### Instructions to follow
Search the material for the string "ylabel" and copy each line where it occurs.
- - -
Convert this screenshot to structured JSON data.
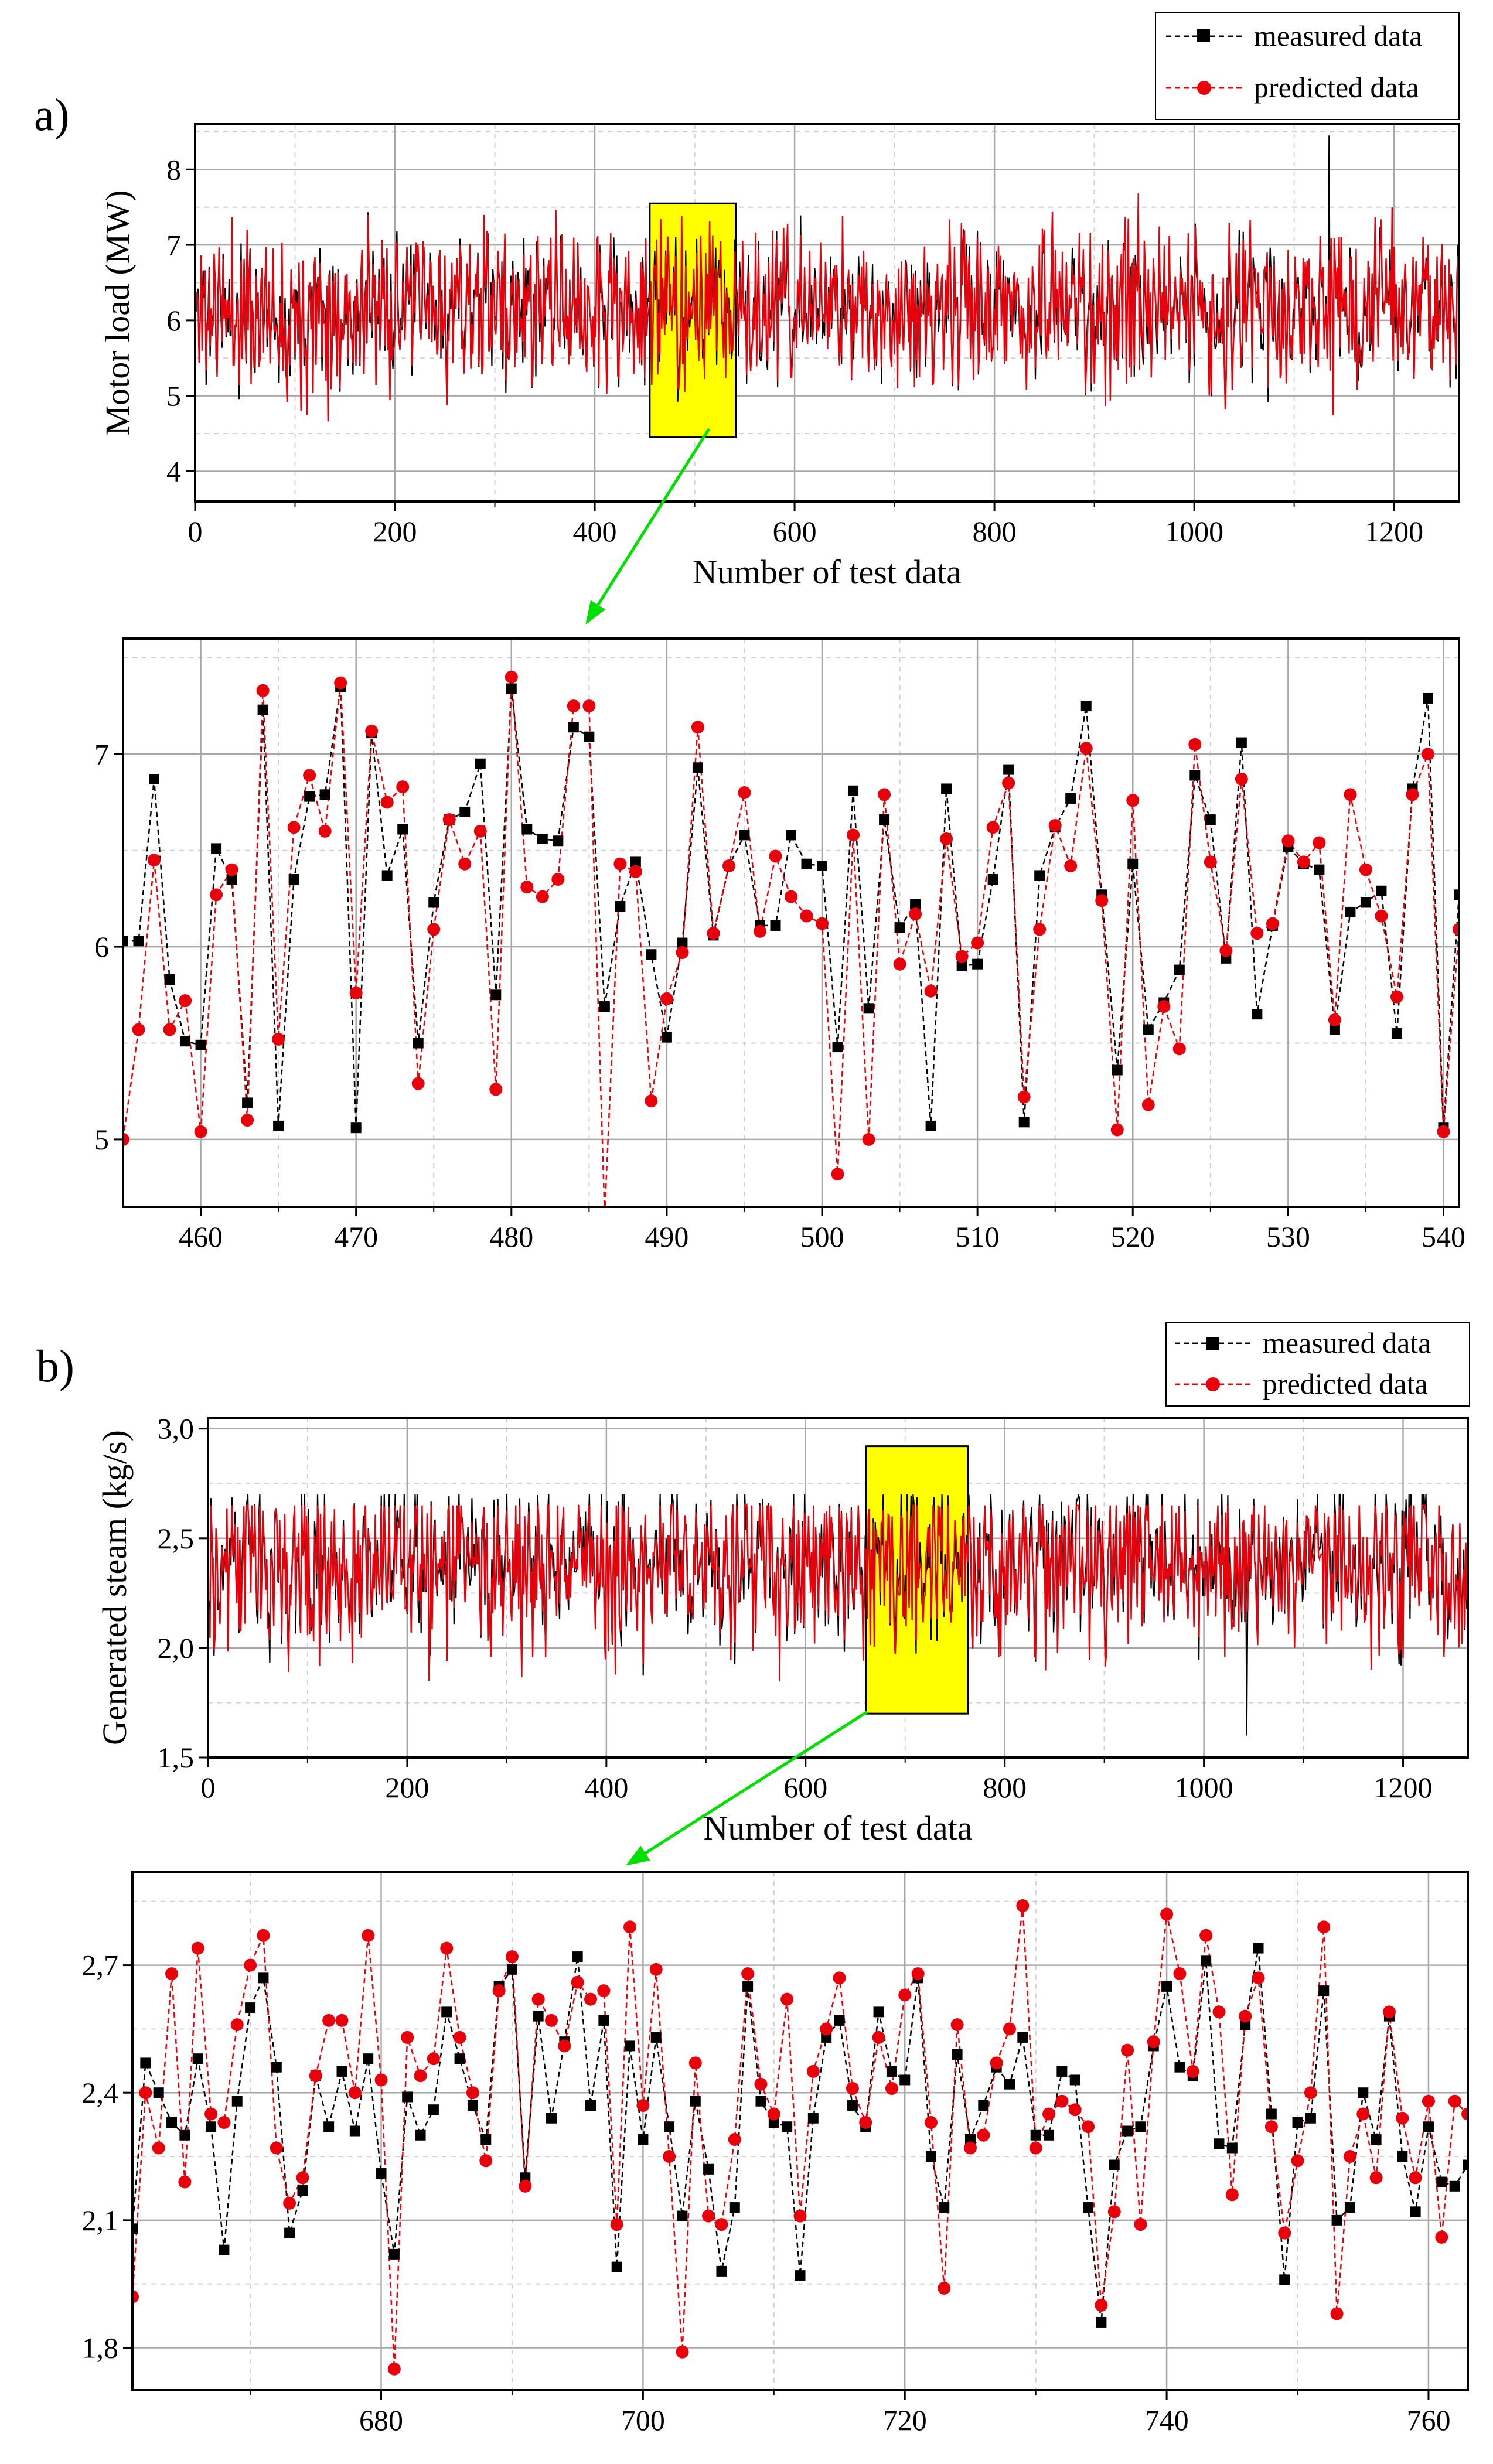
{
  "colors": {
    "measured": "#000000",
    "predicted": "#e8000b",
    "highlight_fill": "#ffff00",
    "arrow": "#00e000",
    "grid_major": "#a8a8a8",
    "grid_minor": "#cfcfcf"
  },
  "chart_data": [
    {
      "id": "a_full",
      "panel_label": "a)",
      "type": "line",
      "xlabel": "Number of test data",
      "ylabel": "Motor load (MW)",
      "xlim": [
        0,
        1265
      ],
      "ylim": [
        3.6,
        8.6
      ],
      "xticks": [
        0,
        200,
        400,
        600,
        800,
        1000,
        1200
      ],
      "yticks": [
        4,
        5,
        6,
        7,
        8
      ],
      "xtick_labels": [
        "0",
        "200",
        "400",
        "600",
        "800",
        "1000",
        "1200"
      ],
      "ytick_labels": [
        "4",
        "5",
        "6",
        "7",
        "8"
      ],
      "legend": [
        "measured data",
        "predicted data"
      ],
      "highlight": {
        "x": [
          455,
          541
        ],
        "y": [
          4.45,
          7.55
        ]
      },
      "synthetic": {
        "n": 1265,
        "center": 6.15,
        "spread": 0.62,
        "min": 4.1,
        "max": 8.4
      },
      "spikes": [
        {
          "x": 1135,
          "y": 8.45
        }
      ]
    },
    {
      "id": "a_zoom",
      "type": "line",
      "xlim": [
        455,
        541
      ],
      "ylim": [
        4.65,
        7.6
      ],
      "xticks": [
        460,
        470,
        480,
        490,
        500,
        510,
        520,
        530,
        540
      ],
      "yticks": [
        5,
        6,
        7
      ],
      "xtick_labels": [
        "460",
        "470",
        "480",
        "490",
        "500",
        "510",
        "520",
        "530",
        "540"
      ],
      "ytick_labels": [
        "5",
        "6",
        "7"
      ],
      "series": [
        {
          "name": "measured data",
          "x_start": 455,
          "values": [
            6.03,
            6.03,
            6.87,
            5.83,
            5.51,
            5.49,
            6.51,
            6.35,
            5.19,
            7.23,
            5.07,
            6.35,
            6.78,
            6.79,
            7.35,
            5.06,
            7.11,
            6.37,
            6.61,
            5.5,
            6.23,
            6.66,
            6.7,
            6.95,
            5.75,
            7.34,
            6.61,
            6.56,
            6.55,
            7.14,
            7.09,
            5.69,
            6.21,
            6.44,
            5.96,
            5.53,
            6.02,
            6.93,
            6.06,
            6.42,
            6.58,
            6.11,
            6.11,
            6.58,
            6.43,
            6.42,
            5.48,
            6.81,
            5.68,
            6.66,
            6.1,
            6.22,
            5.07,
            6.82,
            5.9,
            5.91,
            6.35,
            6.92,
            5.09,
            6.37,
            6.62,
            6.77,
            7.25,
            6.27,
            5.36,
            6.43,
            5.57,
            5.71,
            5.88,
            6.89,
            6.66,
            5.94,
            7.06,
            5.65,
            6.11,
            6.52,
            6.43,
            6.4,
            5.57,
            6.18,
            6.23,
            6.29,
            5.55,
            6.82,
            7.29,
            5.06,
            6.27
          ]
        },
        {
          "name": "predicted data",
          "x_start": 455,
          "values": [
            5.0,
            5.57,
            6.45,
            5.57,
            5.72,
            5.04,
            6.27,
            6.4,
            5.1,
            7.33,
            5.52,
            6.62,
            6.89,
            6.6,
            7.37,
            5.76,
            7.12,
            6.75,
            6.83,
            5.29,
            6.09,
            6.66,
            6.43,
            6.6,
            5.26,
            7.4,
            6.31,
            6.26,
            6.35,
            7.25,
            7.25,
            4.6,
            6.43,
            6.39,
            5.2,
            5.73,
            5.97,
            7.14,
            6.07,
            6.42,
            6.8,
            6.08,
            6.47,
            6.26,
            6.16,
            6.12,
            4.82,
            6.58,
            5.0,
            6.79,
            5.91,
            6.17,
            5.77,
            6.56,
            5.95,
            6.02,
            6.62,
            6.85,
            5.22,
            6.09,
            6.63,
            6.42,
            7.03,
            6.24,
            5.05,
            6.76,
            5.18,
            5.69,
            5.47,
            7.05,
            6.44,
            5.98,
            6.87,
            6.07,
            6.12,
            6.55,
            6.44,
            6.54,
            5.62,
            6.79,
            6.4,
            6.16,
            5.74,
            6.79,
            7.0,
            5.04,
            6.09
          ]
        }
      ]
    },
    {
      "id": "b_full",
      "panel_label": "b)",
      "type": "line",
      "xlabel": "Number of test data",
      "ylabel": "Generated steam (kg/s)",
      "xlim": [
        0,
        1265
      ],
      "ylim": [
        1.5,
        3.05
      ],
      "xticks": [
        0,
        200,
        400,
        600,
        800,
        1000,
        1200
      ],
      "yticks": [
        1.5,
        2.0,
        2.5,
        3.0
      ],
      "xtick_labels": [
        "0",
        "200",
        "400",
        "600",
        "800",
        "1000",
        "1200"
      ],
      "ytick_labels": [
        "1,5",
        "2,0",
        "2,5",
        "3,0"
      ],
      "legend": [
        "measured data",
        "predicted data"
      ],
      "highlight": {
        "x": [
          661,
          763
        ],
        "y": [
          1.7,
          2.92
        ]
      },
      "synthetic": {
        "n": 1265,
        "center": 2.37,
        "spread": 0.24,
        "min": 1.62,
        "max": 2.95
      },
      "spikes": [
        {
          "x": 1043,
          "y": 1.6
        }
      ]
    },
    {
      "id": "b_zoom",
      "type": "line",
      "xlim": [
        661,
        763
      ],
      "ylim": [
        1.7,
        2.92
      ],
      "xticks": [
        680,
        700,
        720,
        740,
        760
      ],
      "yticks": [
        1.8,
        2.1,
        2.4,
        2.7
      ],
      "xtick_labels": [
        "680",
        "700",
        "720",
        "740",
        "760"
      ],
      "ytick_labels": [
        "1,8",
        "2,1",
        "2,4",
        "2,7"
      ],
      "series": [
        {
          "name": "measured data",
          "x_start": 661,
          "values": [
            2.08,
            2.47,
            2.4,
            2.33,
            2.3,
            2.48,
            2.32,
            2.03,
            2.38,
            2.6,
            2.67,
            2.46,
            2.07,
            2.17,
            2.44,
            2.32,
            2.45,
            2.31,
            2.48,
            2.21,
            2.02,
            2.39,
            2.3,
            2.36,
            2.59,
            2.48,
            2.37,
            2.29,
            2.65,
            2.69,
            2.2,
            2.58,
            2.34,
            2.52,
            2.72,
            2.37,
            2.57,
            1.99,
            2.51,
            2.29,
            2.53,
            2.32,
            2.11,
            2.38,
            2.22,
            1.98,
            2.13,
            2.65,
            2.38,
            2.33,
            2.32,
            1.97,
            2.34,
            2.53,
            2.57,
            2.37,
            2.32,
            2.59,
            2.45,
            2.43,
            2.67,
            2.25,
            2.13,
            2.49,
            2.29,
            2.37,
            2.46,
            2.42,
            2.53,
            2.3,
            2.3,
            2.45,
            2.43,
            2.13,
            1.86,
            2.23,
            2.31,
            2.32,
            2.51,
            2.65,
            2.46,
            2.44,
            2.71,
            2.28,
            2.27,
            2.56,
            2.74,
            2.35,
            1.96,
            2.33,
            2.34,
            2.64,
            2.1,
            2.13,
            2.4,
            2.29,
            2.58,
            2.25,
            2.12,
            2.32,
            2.19,
            2.18,
            2.23
          ]
        },
        {
          "name": "predicted data",
          "x_start": 661,
          "values": [
            1.92,
            2.4,
            2.27,
            2.68,
            2.19,
            2.74,
            2.35,
            2.33,
            2.56,
            2.7,
            2.77,
            2.27,
            2.14,
            2.2,
            2.44,
            2.57,
            2.57,
            2.4,
            2.77,
            2.43,
            1.75,
            2.53,
            2.44,
            2.48,
            2.74,
            2.53,
            2.4,
            2.24,
            2.64,
            2.72,
            2.18,
            2.62,
            2.57,
            2.51,
            2.66,
            2.62,
            2.64,
            2.09,
            2.79,
            2.37,
            2.69,
            2.25,
            1.79,
            2.47,
            2.11,
            2.09,
            2.29,
            2.68,
            2.42,
            2.35,
            2.62,
            2.11,
            2.45,
            2.55,
            2.67,
            2.41,
            2.33,
            2.53,
            2.41,
            2.63,
            2.68,
            2.33,
            1.94,
            2.56,
            2.27,
            2.3,
            2.47,
            2.55,
            2.84,
            2.27,
            2.35,
            2.38,
            2.36,
            2.32,
            1.9,
            2.12,
            2.5,
            2.09,
            2.52,
            2.82,
            2.68,
            2.45,
            2.77,
            2.59,
            2.16,
            2.58,
            2.67,
            2.32,
            2.07,
            2.24,
            2.4,
            2.79,
            1.88,
            2.25,
            2.35,
            2.2,
            2.59,
            2.34,
            2.2,
            2.38,
            2.06,
            2.38,
            2.35
          ]
        }
      ]
    }
  ]
}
- - -
### Task answer
      "ylabel": "Motor load (MW)",
      "ylabel": "Generated steam (kg/s)",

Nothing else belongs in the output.